**Requirements**
Quote the entries that follow exactly, leaving none out.

# # # # #

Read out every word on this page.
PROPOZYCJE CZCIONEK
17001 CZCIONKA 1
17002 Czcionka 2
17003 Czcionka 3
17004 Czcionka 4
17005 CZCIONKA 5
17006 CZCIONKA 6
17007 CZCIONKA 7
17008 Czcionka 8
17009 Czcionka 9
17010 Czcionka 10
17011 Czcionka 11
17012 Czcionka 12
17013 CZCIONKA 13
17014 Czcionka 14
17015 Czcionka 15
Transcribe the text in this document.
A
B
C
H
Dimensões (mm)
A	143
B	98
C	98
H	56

# # # # #

**Answer to the task**
Read out every word on this page.
PROPOZYCJE CZCIONEK
17001 CZCIONKA 1
17002 Czcionka 2
17003 Czcionka 3
17004 Czcionka 4
17005 CZCIONKA 5
17006 CZCIONKA 6
17007 CZCIONKA 7
17008 Czcionka 8
17009 Czcionka 9
17010 Czcionka 10
17011 Czcionka 11
17012 Czcionka 12
17013 CZCIONKA 13
17014 Czcionka 14
17015 Czcionka 15
Transcribe the text in this document.
A
B
C
H
Dimensões (mm)
A	143
B	98
C	98
H	56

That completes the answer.